═══ Dataset

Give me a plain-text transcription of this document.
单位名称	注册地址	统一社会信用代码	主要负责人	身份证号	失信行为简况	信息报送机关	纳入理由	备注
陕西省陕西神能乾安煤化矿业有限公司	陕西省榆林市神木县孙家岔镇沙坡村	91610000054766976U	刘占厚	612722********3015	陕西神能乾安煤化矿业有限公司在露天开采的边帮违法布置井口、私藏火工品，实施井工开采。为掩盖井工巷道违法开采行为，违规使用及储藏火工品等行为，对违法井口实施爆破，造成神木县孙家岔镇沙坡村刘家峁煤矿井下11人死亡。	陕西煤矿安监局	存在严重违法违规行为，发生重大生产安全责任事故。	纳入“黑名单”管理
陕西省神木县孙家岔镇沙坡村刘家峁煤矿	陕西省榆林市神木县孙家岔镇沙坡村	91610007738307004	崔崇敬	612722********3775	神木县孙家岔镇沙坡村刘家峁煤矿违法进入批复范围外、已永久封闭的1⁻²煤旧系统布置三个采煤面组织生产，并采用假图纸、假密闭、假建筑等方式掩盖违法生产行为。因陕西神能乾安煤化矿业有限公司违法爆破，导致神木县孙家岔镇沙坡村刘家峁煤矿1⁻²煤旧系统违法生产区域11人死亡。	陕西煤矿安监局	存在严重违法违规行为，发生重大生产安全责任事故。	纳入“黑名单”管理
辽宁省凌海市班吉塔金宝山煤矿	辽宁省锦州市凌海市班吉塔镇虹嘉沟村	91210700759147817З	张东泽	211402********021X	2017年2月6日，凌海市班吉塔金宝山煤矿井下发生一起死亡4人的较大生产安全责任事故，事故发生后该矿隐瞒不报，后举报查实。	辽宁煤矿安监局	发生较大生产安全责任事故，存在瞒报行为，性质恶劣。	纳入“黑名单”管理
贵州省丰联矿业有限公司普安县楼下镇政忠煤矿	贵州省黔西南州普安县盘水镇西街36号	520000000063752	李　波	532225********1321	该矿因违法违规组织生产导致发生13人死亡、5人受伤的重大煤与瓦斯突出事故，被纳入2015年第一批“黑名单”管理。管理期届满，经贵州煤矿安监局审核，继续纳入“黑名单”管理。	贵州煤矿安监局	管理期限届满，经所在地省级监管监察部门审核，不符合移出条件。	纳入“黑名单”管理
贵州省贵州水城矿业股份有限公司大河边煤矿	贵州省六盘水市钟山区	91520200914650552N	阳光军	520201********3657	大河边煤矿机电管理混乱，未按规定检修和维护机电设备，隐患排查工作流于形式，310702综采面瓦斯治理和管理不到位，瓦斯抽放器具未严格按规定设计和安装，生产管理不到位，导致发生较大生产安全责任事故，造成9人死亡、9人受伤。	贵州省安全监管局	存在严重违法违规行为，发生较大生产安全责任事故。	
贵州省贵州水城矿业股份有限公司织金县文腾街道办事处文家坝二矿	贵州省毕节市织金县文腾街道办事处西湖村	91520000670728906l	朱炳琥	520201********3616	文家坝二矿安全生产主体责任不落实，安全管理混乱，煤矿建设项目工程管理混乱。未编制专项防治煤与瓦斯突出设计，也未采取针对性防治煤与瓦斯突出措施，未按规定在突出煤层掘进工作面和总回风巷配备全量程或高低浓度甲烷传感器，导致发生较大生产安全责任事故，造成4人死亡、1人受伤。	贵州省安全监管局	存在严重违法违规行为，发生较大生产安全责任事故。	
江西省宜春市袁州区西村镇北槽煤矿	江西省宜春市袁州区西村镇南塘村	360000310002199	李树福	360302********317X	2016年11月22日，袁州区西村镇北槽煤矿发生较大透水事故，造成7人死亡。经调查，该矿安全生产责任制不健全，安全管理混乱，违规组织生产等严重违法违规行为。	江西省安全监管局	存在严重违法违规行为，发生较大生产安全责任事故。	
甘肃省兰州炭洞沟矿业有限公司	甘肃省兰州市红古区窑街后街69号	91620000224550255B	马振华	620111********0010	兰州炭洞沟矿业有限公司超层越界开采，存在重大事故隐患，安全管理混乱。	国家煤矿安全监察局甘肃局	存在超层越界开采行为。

══════

__The request__: Give back all the records exactly as they stand.

__Full response__:
Give me a plain-text transcription of this document.
单位名称	注册地址	统一社会信用代码	主要负责人	身份证号	失信行为简况	信息报送机关	纳入理由	备注
陕西省陕西神能乾安煤化矿业有限公司	陕西省榆林市神木县孙家岔镇沙坡村	91610000054766976U	刘占厚	612722********3015	陕西神能乾安煤化矿业有限公司在露天开采的边帮违法布置井口、私藏火工品，实施井工开采。为掩盖井工巷道违法开采行为，违规使用及储藏火工品等行为，对违法井口实施爆破，造成神木县孙家岔镇沙坡村刘家峁煤矿井下11人死亡。	陕西煤矿安监局	存在严重违法违规行为，发生重大生产安全责任事故。	纳入“黑名单”管理
陕西省神木县孙家岔镇沙坡村刘家峁煤矿	陕西省榆林市神木县孙家岔镇沙坡村	91610007738307004	崔崇敬	612722********3775	神木县孙家岔镇沙坡村刘家峁煤矿违法进入批复范围外、已永久封闭的1⁻²煤旧系统布置三个采煤面组织生产，并采用假图纸、假密闭、假建筑等方式掩盖违法生产行为。因陕西神能乾安煤化矿业有限公司违法爆破，导致神木县孙家岔镇沙坡村刘家峁煤矿1⁻²煤旧系统违法生产区域11人死亡。	陕西煤矿安监局	存在严重违法违规行为，发生重大生产安全责任事故。	纳入“黑名单”管理
辽宁省凌海市班吉塔金宝山煤矿	辽宁省锦州市凌海市班吉塔镇虹嘉沟村	91210700759147817З	张东泽	211402********021X	2017年2月6日，凌海市班吉塔金宝山煤矿井下发生一起死亡4人的较大生产安全责任事故，事故发生后该矿隐瞒不报，后举报查实。	辽宁煤矿安监局	发生较大生产安全责任事故，存在瞒报行为，性质恶劣。	纳入“黑名单”管理
贵州省丰联矿业有限公司普安县楼下镇政忠煤矿	贵州省黔西南州普安县盘水镇西街36号	520000000063752	李　波	532225********1321	该矿因违法违规组织生产导致发生13人死亡、5人受伤的重大煤与瓦斯突出事故，被纳入2015年第一批“黑名单”管理。管理期届满，经贵州煤矿安监局审核，继续纳入“黑名单”管理。	贵州煤矿安监局	管理期限届满，经所在地省级监管监察部门审核，不符合移出条件。	纳入“黑名单”管理
贵州省贵州水城矿业股份有限公司大河边煤矿	贵州省六盘水市钟山区	91520200914650552N	阳光军	520201********3657	大河边煤矿机电管理混乱，未按规定检修和维护机电设备，隐患排查工作流于形式，310702综采面瓦斯治理和管理不到位，瓦斯抽放器具未严格按规定设计和安装，生产管理不到位，导致发生较大生产安全责任事故，造成9人死亡、9人受伤。	贵州省安全监管局	存在严重违法违规行为，发生较大生产安全责任事故。	
贵州省贵州水城矿业股份有限公司织金县文腾街道办事处文家坝二矿	贵州省毕节市织金县文腾街道办事处西湖村	91520000670728906l	朱炳琥	520201********3616	文家坝二矿安全生产主体责任不落实，安全管理混乱，煤矿建设项目工程管理混乱。未编制专项防治煤与瓦斯突出设计，也未采取针对性防治煤与瓦斯突出措施，未按规定在突出煤层掘进工作面和总回风巷配备全量程或高低浓度甲烷传感器，导致发生较大生产安全责任事故，造成4人死亡、1人受伤。	贵州省安全监管局	存在严重违法违规行为，发生较大生产安全责任事故。	
江西省宜春市袁州区西村镇北槽煤矿	江西省宜春市袁州区西村镇南塘村	360000310002199	李树福	360302********317X	2016年11月22日，袁州区西村镇北槽煤矿发生较大透水事故，造成7人死亡。经调查，该矿安全生产责任制不健全，安全管理混乱，违规组织生产等严重违法违规行为。	江西省安全监管局	存在严重违法违规行为，发生较大生产安全责任事故。	
甘肃省兰州炭洞沟矿业有限公司	甘肃省兰州市红古区窑街后街69号	91620000224550255B	马振华	620111********0010	兰州炭洞沟矿业有限公司超层越界开采，存在重大事故隐患，安全管理混乱。	国家煤矿安全监察局甘肃局	存在超层越界开采行为。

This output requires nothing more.